## Material for the task
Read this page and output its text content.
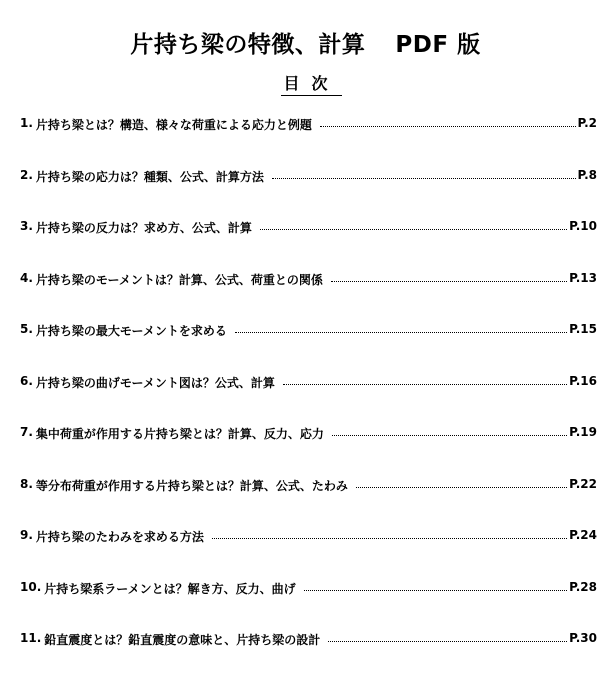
片持ち梁の特徴、計算 PDF 版
目次
1. 片持ち梁とは？構造、様々な荷重による応力と例題	P.2
2. 片持ち梁の応力は？種類、公式、計算方法	P.8
3. 片持ち梁の反力は？求め方、公式、計算	P.10
4. 片持ち梁のモーメントは？計算、公式、荷重との関係	P.13
5. 片持ち梁の最大モーメントを求める	P.15
6. 片持ち梁の曲げモーメント図は？公式、計算	P.16
7. 集中荷重が作用する片持ち梁とは？計算、反力、応力	P.19
8. 等分布荷重が作用する片持ち梁とは？計算、公式、たわみ	P.22
9. 片持ち梁のたわみを求める方法	P.24
10. 片持ち梁系ラーメンとは？解き方、反力、曲げ	P.28
11. 鉛直震度とは？鉛直震度の意味と、片持ち梁の設計	P.30
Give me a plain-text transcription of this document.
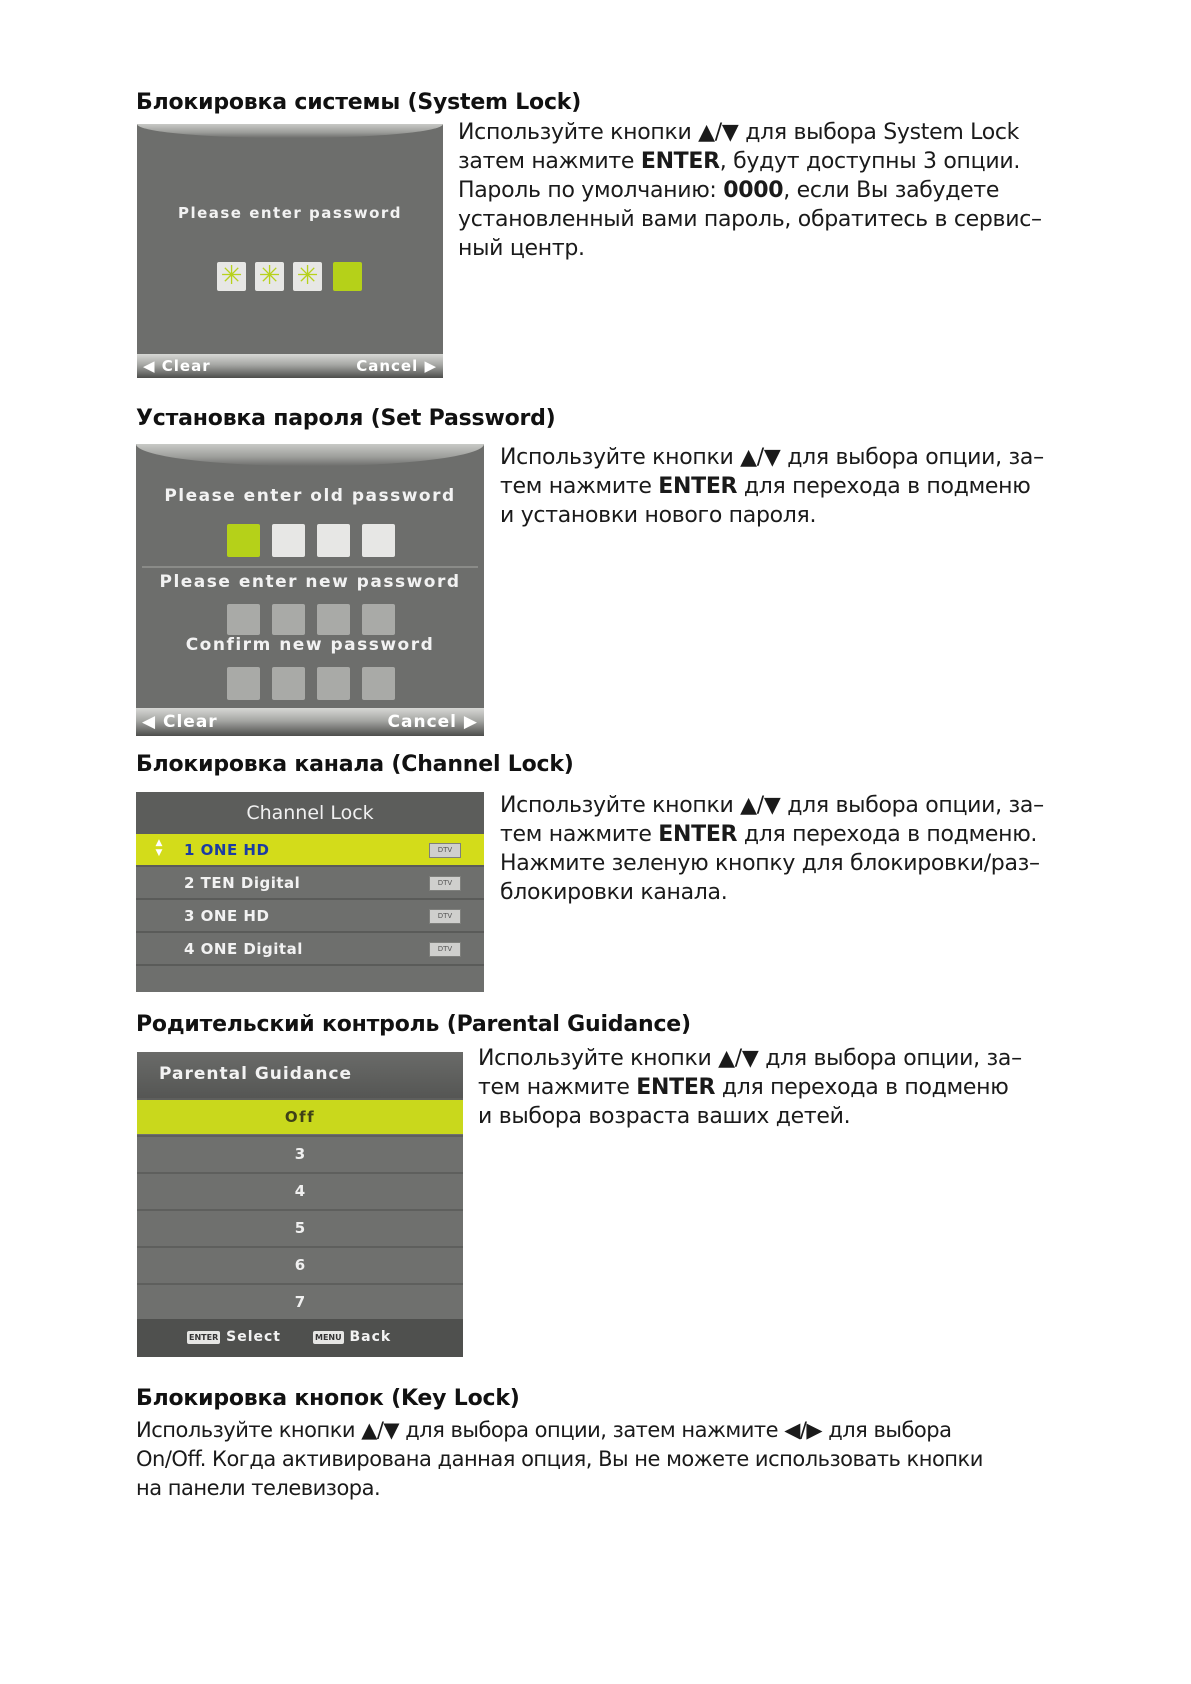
Блокировка системы (System Lock)
Please enter password
✳ ✳ ✳
◀ Clear	Cancel ▶
Используйте кнопки ▲/▼ для выбора System Lock
затем нажмите ENTER, будут доступны 3 опции.
Пароль по умолчанию: 0000, если Вы забудете
установленный вами пароль, обратитесь в сервис–
ный центр.
Установка пароля (Set Password)
Please enter old password
Please enter new password
Confirm new password
◀ Clear	Cancel ▶
Используйте кнопки ▲/▼ для выбора опции, за–
тем нажмите ENTER для перехода в подменю
и установки нового пароля.
Блокировка канала (Channel Lock)
Channel Lock
▲▼ 1 ONE HD	DTV
2 TEN Digital	DTV
3 ONE HD	DTV
4 ONE Digital	DTV
Используйте кнопки ▲/▼ для выбора опции, за–
тем нажмите ENTER для перехода в подменю.
Нажмите зеленую кнопку для блокировки/раз–
блокировки канала.
Родительский контроль (Parental Guidance)
Parental Guidance
Off
3
4
5
6
7
ENTER Select	MENU Back
Используйте кнопки ▲/▼ для выбора опции, за–
тем нажмите ENTER для перехода в подменю
и выбора возраста ваших детей.
Блокировка кнопок (Key Lock)
Используйте кнопки ▲/▼ для выбора опции, затем нажмите ◀/▶ для выбора
On/Off. Когда активирована данная опция, Вы не можете использовать кнопки
на панели телевизора.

## Exercise objective
Output the entries above exactly, without their pictures.

## Written reply
Read this page and output its text content.
片持ち梁の特徴、計算 PDF 版
目次
1. 片持ち梁とは？構造、様々な荷重による応力と例題	P.2
2. 片持ち梁の応力は？種類、公式、計算方法	P.8
3. 片持ち梁の反力は？求め方、公式、計算	P.10
4. 片持ち梁のモーメントは？計算、公式、荷重との関係	P.13
5. 片持ち梁の最大モーメントを求める	P.15
6. 片持ち梁の曲げモーメント図は？公式、計算	P.16
7. 集中荷重が作用する片持ち梁とは？計算、反力、応力	P.19
8. 等分布荷重が作用する片持ち梁とは？計算、公式、たわみ	P.22
9. 片持ち梁のたわみを求める方法	P.24
10. 片持ち梁系ラーメンとは？解き方、反力、曲げ	P.28
11. 鉛直震度とは？鉛直震度の意味と、片持ち梁の設計	P.30
Give me a plain-text transcription of this document.
Блокировка системы (System Lock)
Please enter password
✳ ✳ ✳
◀ Clear	Cancel ▶
Используйте кнопки ▲/▼ для выбора System Lock
затем нажмите ENTER, будут доступны 3 опции.
Пароль по умолчанию: 0000, если Вы забудете
установленный вами пароль, обратитесь в сервис–
ный центр.
Установка пароля (Set Password)
Please enter old password
Please enter new password
Confirm new password
◀ Clear	Cancel ▶
Используйте кнопки ▲/▼ для выбора опции, за–
тем нажмите ENTER для перехода в подменю
и установки нового пароля.
Блокировка канала (Channel Lock)
Channel Lock
▲▼ 1 ONE HD	DTV
2 TEN Digital	DTV
3 ONE HD	DTV
4 ONE Digital	DTV
Используйте кнопки ▲/▼ для выбора опции, за–
тем нажмите ENTER для перехода в подменю.
Нажмите зеленую кнопку для блокировки/раз–
блокировки канала.
Родительский контроль (Parental Guidance)
Parental Guidance
Off
3
4
5
6
7
ENTER Select	MENU Back
Используйте кнопки ▲/▼ для выбора опции, за–
тем нажмите ENTER для перехода в подменю
и выбора возраста ваших детей.
Блокировка кнопок (Key Lock)
Используйте кнопки ▲/▼ для выбора опции, затем нажмите ◀/▶ для выбора
On/Off. Когда активирована данная опция, Вы не можете использовать кнопки
на панели телевизора.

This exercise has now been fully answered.